→ **Task brief**
Echo the data below verbatim, line for line, leaving out the picture.

───── Items ─────

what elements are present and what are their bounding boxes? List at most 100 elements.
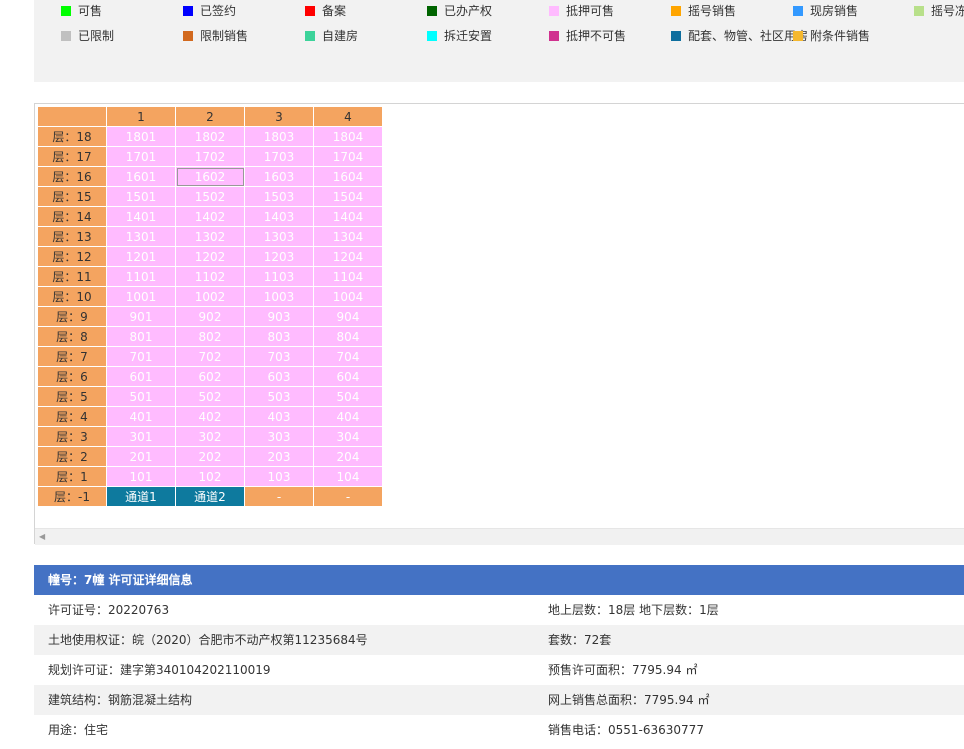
legend-label: 摇号冻 <box>931 4 964 18</box>
unit-cell[interactable]: 1204 <box>313 246 383 267</box>
unit-cell[interactable]: 804 <box>313 326 383 347</box>
legend-label: 配套、物管、社区用房 <box>688 29 809 43</box>
unit-cell[interactable]: 204 <box>313 446 383 467</box>
unit-cell[interactable]: 504 <box>313 386 383 407</box>
unit-cell[interactable]: 401 <box>106 406 176 427</box>
unit-cell[interactable]: 602 <box>175 366 245 387</box>
horizontal-scrollbar[interactable]: ◀ <box>35 528 964 545</box>
unit-cell[interactable]: 303 <box>244 426 314 447</box>
unit-cell[interactable]: 304 <box>313 426 383 447</box>
unit-cell[interactable]: 1501 <box>106 186 176 207</box>
unit-cell[interactable]: 701 <box>106 346 176 367</box>
unit-cell[interactable]: 1801 <box>106 126 176 147</box>
floor-label: 层：7 <box>37 346 107 367</box>
unit-cell[interactable]: 103 <box>244 466 314 487</box>
unit-cell[interactable]: 201 <box>106 446 176 467</box>
permit-info-right: 网上销售总面积：7795.94 ㎡ <box>548 693 710 707</box>
unit-cell[interactable]: 1601 <box>106 166 176 187</box>
unit-cell[interactable]: 503 <box>244 386 314 407</box>
unit-cell[interactable]: 502 <box>175 386 245 407</box>
legend-item: 现房销售 <box>793 3 858 19</box>
status-legend: 可售 已签约 备案 已办产权 抵押可售 摇号销售 现房销售 摇号冻 已限制 限制销售 自建房 拆迁安置… <box>34 0 964 82</box>
unit-cell[interactable]: 702 <box>175 346 245 367</box>
unit-cell[interactable]: 102 <box>175 466 245 487</box>
legend-item: 备案 <box>305 3 346 19</box>
floor-row: 层：16 1601 1602 1603 1604 <box>37 166 383 187</box>
unit-cell[interactable]: 704 <box>313 346 383 367</box>
legend-item: 抵押不可售 <box>549 28 626 44</box>
unit-cell[interactable]: 1701 <box>106 146 176 167</box>
unit-cell[interactable]: 501 <box>106 386 176 407</box>
unit-cell[interactable]: 1002 <box>175 286 245 307</box>
unit-cell[interactable]: 1104 <box>313 266 383 287</box>
unit-cell[interactable]: 1803 <box>244 126 314 147</box>
scroll-left-arrow-icon[interactable]: ◀ <box>39 532 45 542</box>
unit-cell[interactable]: 1502 <box>175 186 245 207</box>
unit-cell[interactable]: 1303 <box>244 226 314 247</box>
passage-cell[interactable]: 通道1 <box>106 486 176 507</box>
legend-item: 摇号冻 <box>914 3 964 19</box>
floor-row: 层：2 201 202 203 204 <box>37 446 383 467</box>
unit-cell[interactable]: 403 <box>244 406 314 427</box>
legend-label: 已签约 <box>200 4 237 18</box>
passage-cell[interactable]: 通道2 <box>175 486 245 507</box>
unit-cell[interactable]: 1401 <box>106 206 176 227</box>
unit-cell[interactable]: 1404 <box>313 206 383 227</box>
unit-cell[interactable]: 1602 <box>175 166 245 187</box>
unit-cell[interactable]: 104 <box>313 466 383 487</box>
unit-cell[interactable]: 1304 <box>313 226 383 247</box>
unit-cell[interactable]: 1402 <box>175 206 245 227</box>
unit-cell[interactable]: 903 <box>244 306 314 327</box>
unit-cell[interactable]: 1403 <box>244 206 314 227</box>
unit-cell[interactable]: 901 <box>106 306 176 327</box>
unit-cell[interactable]: 1703 <box>244 146 314 167</box>
unit-cell[interactable]: 1804 <box>313 126 383 147</box>
unit-cell[interactable]: 904 <box>313 306 383 327</box>
column-header: 3 <box>244 106 314 127</box>
column-header: 1 <box>106 106 176 127</box>
unit-cell[interactable]: 1503 <box>244 186 314 207</box>
legend-label: 自建房 <box>322 29 359 43</box>
unit-cell[interactable]: 601 <box>106 366 176 387</box>
unit-cell[interactable]: 1504 <box>313 186 383 207</box>
floor-label: 层：2 <box>37 446 107 467</box>
unit-cell[interactable]: 1001 <box>106 286 176 307</box>
unit-cell[interactable]: 803 <box>244 326 314 347</box>
floor-label: 层：4 <box>37 406 107 427</box>
unit-cell[interactable]: 703 <box>244 346 314 367</box>
unit-cell[interactable]: 1102 <box>175 266 245 287</box>
unit-cell[interactable]: 1202 <box>175 246 245 267</box>
floor-label: 层：18 <box>37 126 107 147</box>
floor-label: 层：3 <box>37 426 107 447</box>
unit-cell[interactable]: 202 <box>175 446 245 467</box>
unit-cell[interactable]: 1802 <box>175 126 245 147</box>
unit-cell[interactable]: 404 <box>313 406 383 427</box>
legend-item: 可售 <box>61 3 102 19</box>
unit-cell[interactable]: 1704 <box>313 146 383 167</box>
unit-cell[interactable]: 402 <box>175 406 245 427</box>
unit-cell[interactable]: 203 <box>244 446 314 467</box>
legend-item: 自建房 <box>305 28 358 44</box>
unit-cell[interactable]: 1604 <box>313 166 383 187</box>
floor-row: 层：15 1501 1502 1503 1504 <box>37 186 383 207</box>
unit-cell[interactable]: 1004 <box>313 286 383 307</box>
unit-cell[interactable]: 302 <box>175 426 245 447</box>
unit-cell[interactable]: 1103 <box>244 266 314 287</box>
unit-cell[interactable]: 101 <box>106 466 176 487</box>
unit-cell[interactable]: 802 <box>175 326 245 347</box>
unit-cell[interactable]: 1003 <box>244 286 314 307</box>
unit-cell[interactable]: 1603 <box>244 166 314 187</box>
unit-cell[interactable]: 301 <box>106 426 176 447</box>
legend-label: 现房销售 <box>810 4 859 18</box>
legend-label: 可售 <box>78 4 103 18</box>
unit-cell[interactable]: 1301 <box>106 226 176 247</box>
unit-cell[interactable]: 604 <box>313 366 383 387</box>
unit-cell[interactable]: 1101 <box>106 266 176 287</box>
unit-cell[interactable]: 1203 <box>244 246 314 267</box>
unit-cell[interactable]: 1702 <box>175 146 245 167</box>
unit-cell[interactable]: 1201 <box>106 246 176 267</box>
unit-cell[interactable]: 902 <box>175 306 245 327</box>
unit-cell[interactable]: 603 <box>244 366 314 387</box>
unit-cell[interactable]: 1302 <box>175 226 245 247</box>
unit-cell[interactable]: 801 <box>106 326 176 347</box>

─────

→ **Task solution**
what elements are present and what are their bounding boxes? List at most 100 elements.
legend-label: 摇号冻 <box>931 4 964 18</box>
unit-cell[interactable]: 1204 <box>313 246 383 267</box>
unit-cell[interactable]: 804 <box>313 326 383 347</box>
legend-label: 配套、物管、社区用房 <box>688 29 809 43</box>
unit-cell[interactable]: 204 <box>313 446 383 467</box>
unit-cell[interactable]: 504 <box>313 386 383 407</box>
unit-cell[interactable]: 401 <box>106 406 176 427</box>
unit-cell[interactable]: 602 <box>175 366 245 387</box>
horizontal-scrollbar[interactable]: ◀ <box>35 528 964 545</box>
unit-cell[interactable]: 303 <box>244 426 314 447</box>
unit-cell[interactable]: 304 <box>313 426 383 447</box>
unit-cell[interactable]: 1501 <box>106 186 176 207</box>
unit-cell[interactable]: 701 <box>106 346 176 367</box>
unit-cell[interactable]: 1801 <box>106 126 176 147</box>
floor-label: 层：7 <box>37 346 107 367</box>
unit-cell[interactable]: 103 <box>244 466 314 487</box>
unit-cell[interactable]: 201 <box>106 446 176 467</box>
permit-info-right: 网上销售总面积：7795.94 ㎡ <box>548 693 710 707</box>
unit-cell[interactable]: 1601 <box>106 166 176 187</box>
unit-cell[interactable]: 503 <box>244 386 314 407</box>
unit-cell[interactable]: 502 <box>175 386 245 407</box>
legend-item: 现房销售 <box>793 3 858 19</box>
status-legend: 可售 已签约 备案 已办产权 抵押可售 摇号销售 现房销售 摇号冻 已限制 限制销售 自建房 拆迁安置… <box>34 0 964 82</box>
unit-cell[interactable]: 702 <box>175 346 245 367</box>
unit-cell[interactable]: 102 <box>175 466 245 487</box>
legend-item: 备案 <box>305 3 346 19</box>
floor-row: 层：16 1601 1602 1603 1604 <box>37 166 383 187</box>
unit-cell[interactable]: 704 <box>313 346 383 367</box>
legend-item: 抵押不可售 <box>549 28 626 44</box>
unit-cell[interactable]: 1701 <box>106 146 176 167</box>
unit-cell[interactable]: 501 <box>106 386 176 407</box>
unit-cell[interactable]: 1002 <box>175 286 245 307</box>
unit-cell[interactable]: 1104 <box>313 266 383 287</box>
unit-cell[interactable]: 1803 <box>244 126 314 147</box>
scroll-left-arrow-icon[interactable]: ◀ <box>39 532 45 542</box>
unit-cell[interactable]: 1502 <box>175 186 245 207</box>
unit-cell[interactable]: 1303 <box>244 226 314 247</box>
passage-cell[interactable]: 通道1 <box>106 486 176 507</box>
legend-item: 摇号冻 <box>914 3 964 19</box>
floor-row: 层：2 201 202 203 204 <box>37 446 383 467</box>
unit-cell[interactable]: 403 <box>244 406 314 427</box>
legend-label: 已签约 <box>200 4 237 18</box>
passage-cell[interactable]: 通道2 <box>175 486 245 507</box>
unit-cell[interactable]: 1401 <box>106 206 176 227</box>
unit-cell[interactable]: 1404 <box>313 206 383 227</box>
unit-cell[interactable]: 1602 <box>175 166 245 187</box>
unit-cell[interactable]: 104 <box>313 466 383 487</box>
unit-cell[interactable]: 1304 <box>313 226 383 247</box>
unit-cell[interactable]: 1402 <box>175 206 245 227</box>
unit-cell[interactable]: 903 <box>244 306 314 327</box>
unit-cell[interactable]: 1403 <box>244 206 314 227</box>
unit-cell[interactable]: 901 <box>106 306 176 327</box>
unit-cell[interactable]: 1703 <box>244 146 314 167</box>
unit-cell[interactable]: 1804 <box>313 126 383 147</box>
unit-cell[interactable]: 904 <box>313 306 383 327</box>
column-header: 3 <box>244 106 314 127</box>
column-header: 1 <box>106 106 176 127</box>
unit-cell[interactable]: 1503 <box>244 186 314 207</box>
legend-label: 自建房 <box>322 29 359 43</box>
unit-cell[interactable]: 601 <box>106 366 176 387</box>
unit-cell[interactable]: 1504 <box>313 186 383 207</box>
floor-label: 层：2 <box>37 446 107 467</box>
unit-cell[interactable]: 1001 <box>106 286 176 307</box>
unit-cell[interactable]: 803 <box>244 326 314 347</box>
floor-label: 层：4 <box>37 406 107 427</box>
unit-cell[interactable]: 703 <box>244 346 314 367</box>
unit-cell[interactable]: 1102 <box>175 266 245 287</box>
unit-cell[interactable]: 1202 <box>175 246 245 267</box>
floor-label: 层：18 <box>37 126 107 147</box>
floor-label: 层：3 <box>37 426 107 447</box>
unit-cell[interactable]: 202 <box>175 446 245 467</box>
unit-cell[interactable]: 1802 <box>175 126 245 147</box>
unit-cell[interactable]: 404 <box>313 406 383 427</box>
legend-item: 可售 <box>61 3 102 19</box>
unit-cell[interactable]: 1704 <box>313 146 383 167</box>
unit-cell[interactable]: 402 <box>175 406 245 427</box>
unit-cell[interactable]: 203 <box>244 446 314 467</box>
legend-item: 自建房 <box>305 28 358 44</box>
unit-cell[interactable]: 1604 <box>313 166 383 187</box>
floor-row: 层：15 1501 1502 1503 1504 <box>37 186 383 207</box>
unit-cell[interactable]: 1004 <box>313 286 383 307</box>
unit-cell[interactable]: 302 <box>175 426 245 447</box>
unit-cell[interactable]: 1103 <box>244 266 314 287</box>
unit-cell[interactable]: 101 <box>106 466 176 487</box>
unit-cell[interactable]: 802 <box>175 326 245 347</box>
unit-cell[interactable]: 1003 <box>244 286 314 307</box>
unit-cell[interactable]: 1603 <box>244 166 314 187</box>
unit-cell[interactable]: 301 <box>106 426 176 447</box>
legend-label: 现房销售 <box>810 4 859 18</box>
legend-label: 可售 <box>78 4 103 18</box>
unit-cell[interactable]: 1301 <box>106 226 176 247</box>
unit-cell[interactable]: 604 <box>313 366 383 387</box>
unit-cell[interactable]: 1101 <box>106 266 176 287</box>
unit-cell[interactable]: 1203 <box>244 246 314 267</box>
unit-cell[interactable]: 1702 <box>175 146 245 167</box>
unit-cell[interactable]: 1201 <box>106 246 176 267</box>
unit-cell[interactable]: 902 <box>175 306 245 327</box>
unit-cell[interactable]: 603 <box>244 366 314 387</box>
unit-cell[interactable]: 1302 <box>175 226 245 247</box>
unit-cell[interactable]: 801 <box>106 326 176 347</box>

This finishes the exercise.